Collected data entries

----------------------------------------

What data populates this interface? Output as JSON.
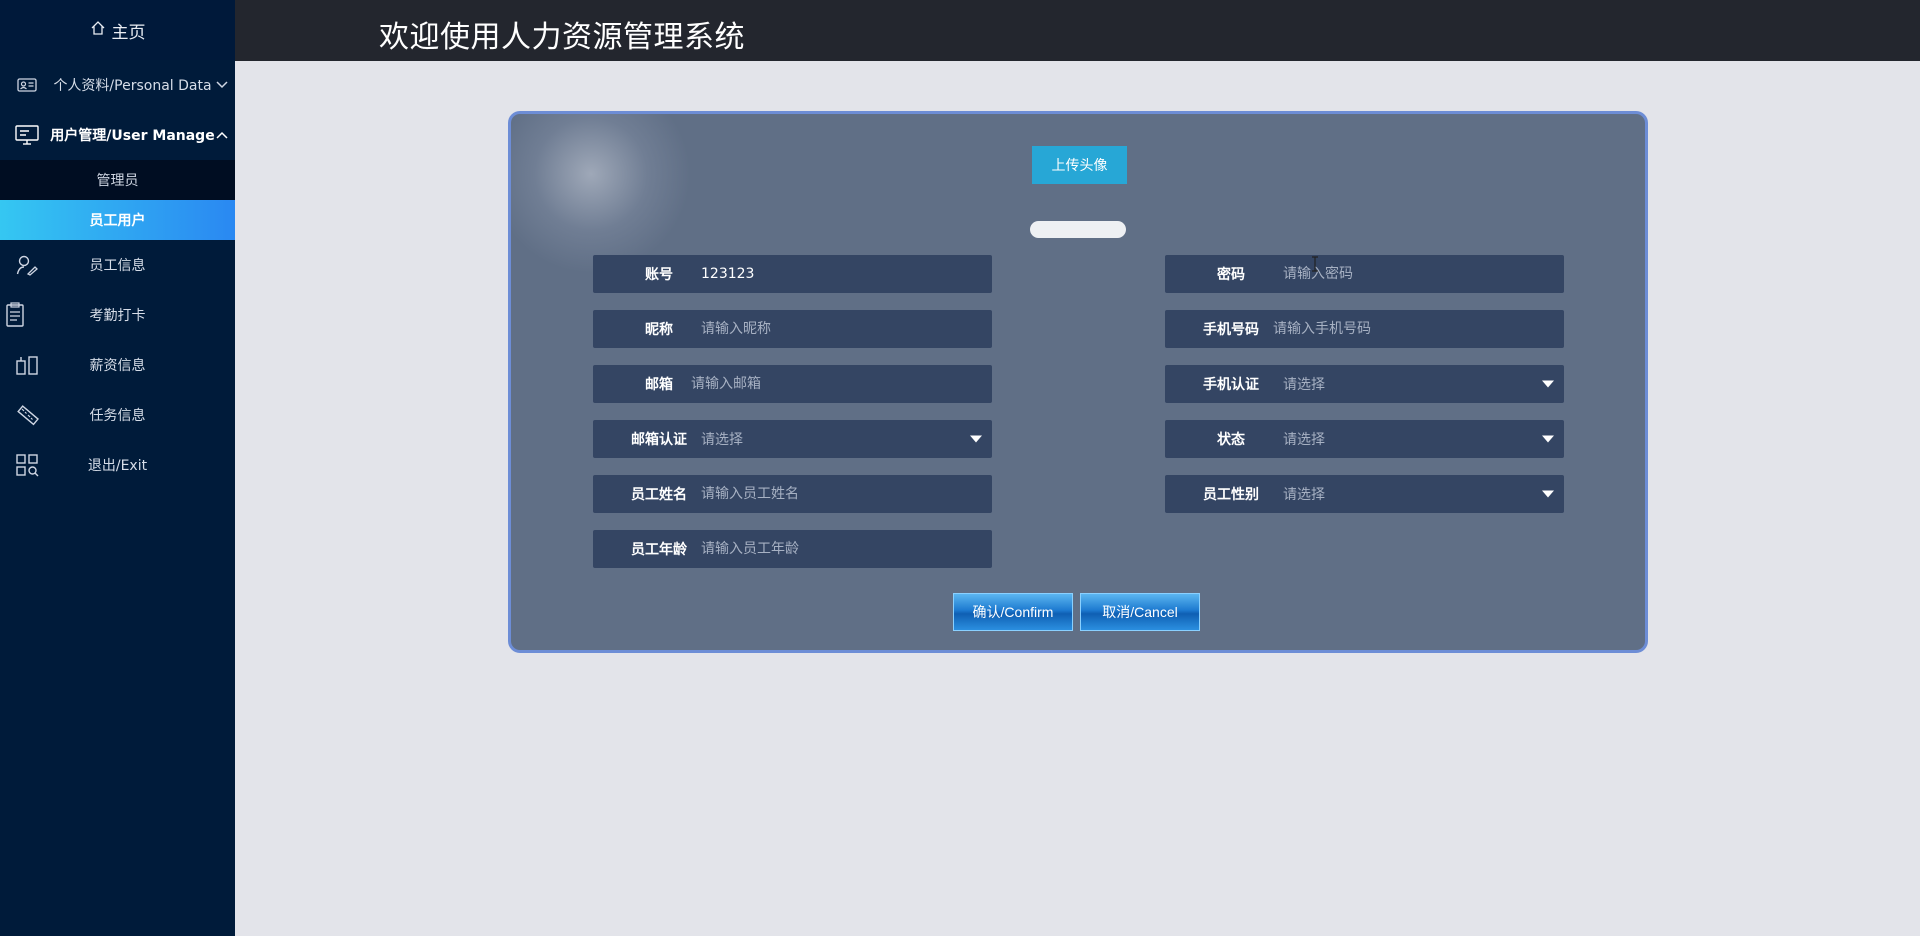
{
  "sidebar": {
    "home": "主页",
    "personal": "个人资料/Personal Data",
    "user_manage": "用户管理/User Manage",
    "sub_admin": "管理员",
    "sub_employee_user": "员工用户",
    "employee_info": "员工信息",
    "attendance": "考勤打卡",
    "salary": "薪资信息",
    "task": "任务信息",
    "exit": "退出/Exit"
  },
  "header": {
    "title": "欢迎使用人力资源管理系统"
  },
  "form": {
    "upload_label": "上传头像",
    "account": {
      "label": "账号",
      "value": "123123"
    },
    "password": {
      "label": "密码",
      "placeholder": "请输入密码"
    },
    "nickname": {
      "label": "昵称",
      "placeholder": "请输入昵称"
    },
    "phone": {
      "label": "手机号码",
      "placeholder": "请输入手机号码"
    },
    "email": {
      "label": "邮箱",
      "placeholder": "请输入邮箱"
    },
    "phone_verify": {
      "label": "手机认证",
      "placeholder": "请选择"
    },
    "email_verify": {
      "label": "邮箱认证",
      "placeholder": "请选择"
    },
    "status": {
      "label": "状态",
      "placeholder": "请选择"
    },
    "emp_name": {
      "label": "员工姓名",
      "placeholder": "请输入员工姓名"
    },
    "emp_gender": {
      "label": "员工性别",
      "placeholder": "请选择"
    },
    "emp_age": {
      "label": "员工年龄",
      "placeholder": "请输入员工年龄"
    },
    "confirm_label": "确认/Confirm",
    "cancel_label": "取消/Cancel"
  },
  "colors": {
    "sidebar_bg": "#001b3a",
    "active_gradient_start": "#35c7f2",
    "active_gradient_end": "#2a88f2",
    "header_bg": "#23262e",
    "card_bg": "#606f86",
    "field_bg": "#344563",
    "upload_bg": "#27a7d6"
  }
}
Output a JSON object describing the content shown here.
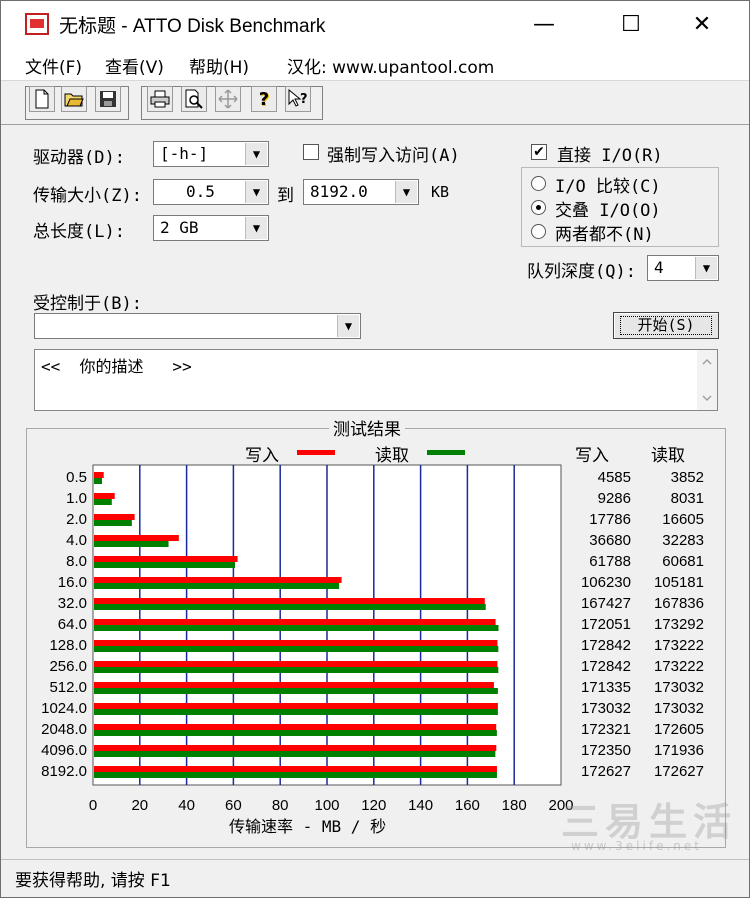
{
  "window": {
    "title": "无标题 - ATTO Disk Benchmark",
    "minimize": "—",
    "maximize": "☐",
    "close": "✕"
  },
  "menu": [
    "文件(F)",
    "查看(V)",
    "帮助(H)",
    "汉化: www.upantool.com"
  ],
  "toolbar": {
    "icons": [
      "new-file-icon",
      "open-folder-icon",
      "save-icon",
      "print-icon",
      "print-preview-icon",
      "move-icon",
      "help-icon",
      "context-help-icon"
    ]
  },
  "form": {
    "drive_label": "驱动器(D):",
    "drive_value": "[-h-]",
    "force_write_label": "强制写入访问(A)",
    "force_write_checked": false,
    "direct_io_label": "直接 I/O(R)",
    "direct_io_checked": true,
    "transfer_label": "传输大小(Z):",
    "transfer_from": "0.5",
    "transfer_to_label": "到",
    "transfer_to": "8192.0",
    "transfer_unit": "KB",
    "total_length_label": "总长度(L):",
    "total_length_value": "2 GB",
    "io_compare_label": "I/O 比较(C)",
    "io_overlap_label": "交叠 I/O(O)",
    "io_neither_label": "两者都不(N)",
    "selected_io": "io_overlap",
    "queue_depth_label": "队列深度(Q):",
    "queue_depth_value": "4",
    "controlled_by_label": "受控制于(B):",
    "controlled_by_value": "",
    "start_button": "开始(S)",
    "description": "<<  你的描述   >>"
  },
  "results": {
    "title": "测试结果",
    "write_legend": "写入",
    "read_legend": "读取",
    "write_col_header": "写入",
    "read_col_header": "读取",
    "write_color": "#ff0000",
    "read_color": "#008000"
  },
  "chart_data": {
    "type": "bar",
    "orientation": "horizontal",
    "categories": [
      "0.5",
      "1.0",
      "2.0",
      "4.0",
      "8.0",
      "16.0",
      "32.0",
      "64.0",
      "128.0",
      "256.0",
      "512.0",
      "1024.0",
      "2048.0",
      "4096.0",
      "8192.0"
    ],
    "series": [
      {
        "name": "写入",
        "values": [
          4585,
          9286,
          17786,
          36680,
          61788,
          106230,
          167427,
          172051,
          172842,
          172842,
          171335,
          173032,
          172321,
          172350,
          172627
        ]
      },
      {
        "name": "读取",
        "values": [
          3852,
          8031,
          16605,
          32283,
          60681,
          105181,
          167836,
          173292,
          173222,
          173222,
          173032,
          173032,
          172605,
          171936,
          172627
        ]
      }
    ],
    "xticks": [
      "0",
      "20",
      "40",
      "60",
      "80",
      "100",
      "120",
      "140",
      "160",
      "180",
      "200"
    ],
    "xlim": [
      0,
      200
    ],
    "xlabel": "传输速率 - MB / 秒",
    "value_scale_divisor": 1000
  },
  "status": "要获得帮助, 请按 F1",
  "watermark": {
    "main": "三易生活",
    "sub": "www.3elife.net"
  }
}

----------------------------------------

**WHAT IS REQUIRED:**
Pictures excluded, quote all the data above exactly.

**FINAL ANSWER:**
What data populates this interface? Output as JSON.
{
  "sidebar": {
    "home": "主页",
    "personal": "个人资料/Personal Data",
    "user_manage": "用户管理/User Manage",
    "sub_admin": "管理员",
    "sub_employee_user": "员工用户",
    "employee_info": "员工信息",
    "attendance": "考勤打卡",
    "salary": "薪资信息",
    "task": "任务信息",
    "exit": "退出/Exit"
  },
  "header": {
    "title": "欢迎使用人力资源管理系统"
  },
  "form": {
    "upload_label": "上传头像",
    "account": {
      "label": "账号",
      "value": "123123"
    },
    "password": {
      "label": "密码",
      "placeholder": "请输入密码"
    },
    "nickname": {
      "label": "昵称",
      "placeholder": "请输入昵称"
    },
    "phone": {
      "label": "手机号码",
      "placeholder": "请输入手机号码"
    },
    "email": {
      "label": "邮箱",
      "placeholder": "请输入邮箱"
    },
    "phone_verify": {
      "label": "手机认证",
      "placeholder": "请选择"
    },
    "email_verify": {
      "label": "邮箱认证",
      "placeholder": "请选择"
    },
    "status": {
      "label": "状态",
      "placeholder": "请选择"
    },
    "emp_name": {
      "label": "员工姓名",
      "placeholder": "请输入员工姓名"
    },
    "emp_gender": {
      "label": "员工性别",
      "placeholder": "请选择"
    },
    "emp_age": {
      "label": "员工年龄",
      "placeholder": "请输入员工年龄"
    },
    "confirm_label": "确认/Confirm",
    "cancel_label": "取消/Cancel"
  },
  "colors": {
    "sidebar_bg": "#001b3a",
    "active_gradient_start": "#35c7f2",
    "active_gradient_end": "#2a88f2",
    "header_bg": "#23262e",
    "card_bg": "#606f86",
    "field_bg": "#344563",
    "upload_bg": "#27a7d6"
  }
}
Output a JSON object describing the content shown here.
{
  "window": {
    "title": "无标题 - ATTO Disk Benchmark",
    "minimize": "—",
    "maximize": "☐",
    "close": "✕"
  },
  "menu": [
    "文件(F)",
    "查看(V)",
    "帮助(H)",
    "汉化: www.upantool.com"
  ],
  "toolbar": {
    "icons": [
      "new-file-icon",
      "open-folder-icon",
      "save-icon",
      "print-icon",
      "print-preview-icon",
      "move-icon",
      "help-icon",
      "context-help-icon"
    ]
  },
  "form": {
    "drive_label": "驱动器(D):",
    "drive_value": "[-h-]",
    "force_write_label": "强制写入访问(A)",
    "force_write_checked": false,
    "direct_io_label": "直接 I/O(R)",
    "direct_io_checked": true,
    "transfer_label": "传输大小(Z):",
    "transfer_from": "0.5",
    "transfer_to_label": "到",
    "transfer_to": "8192.0",
    "transfer_unit": "KB",
    "total_length_label": "总长度(L):",
    "total_length_value": "2 GB",
    "io_compare_label": "I/O 比较(C)",
    "io_overlap_label": "交叠 I/O(O)",
    "io_neither_label": "两者都不(N)",
    "selected_io": "io_overlap",
    "queue_depth_label": "队列深度(Q):",
    "queue_depth_value": "4",
    "controlled_by_label": "受控制于(B):",
    "controlled_by_value": "",
    "start_button": "开始(S)",
    "description": "<<  你的描述   >>"
  },
  "results": {
    "title": "测试结果",
    "write_legend": "写入",
    "read_legend": "读取",
    "write_col_header": "写入",
    "read_col_header": "读取",
    "write_color": "#ff0000",
    "read_color": "#008000"
  },
  "chart_data": {
    "type": "bar",
    "orientation": "horizontal",
    "categories": [
      "0.5",
      "1.0",
      "2.0",
      "4.0",
      "8.0",
      "16.0",
      "32.0",
      "64.0",
      "128.0",
      "256.0",
      "512.0",
      "1024.0",
      "2048.0",
      "4096.0",
      "8192.0"
    ],
    "series": [
      {
        "name": "写入",
        "values": [
          4585,
          9286,
          17786,
          36680,
          61788,
          106230,
          167427,
          172051,
          172842,
          172842,
          171335,
          173032,
          172321,
          172350,
          172627
        ]
      },
      {
        "name": "读取",
        "values": [
          3852,
          8031,
          16605,
          32283,
          60681,
          105181,
          167836,
          173292,
          173222,
          173222,
          173032,
          173032,
          172605,
          171936,
          172627
        ]
      }
    ],
    "xticks": [
      "0",
      "20",
      "40",
      "60",
      "80",
      "100",
      "120",
      "140",
      "160",
      "180",
      "200"
    ],
    "xlim": [
      0,
      200
    ],
    "xlabel": "传输速率 - MB / 秒",
    "value_scale_divisor": 1000
  },
  "status": "要获得帮助, 请按 F1",
  "watermark": {
    "main": "三易生活",
    "sub": "www.3elife.net"
  }
}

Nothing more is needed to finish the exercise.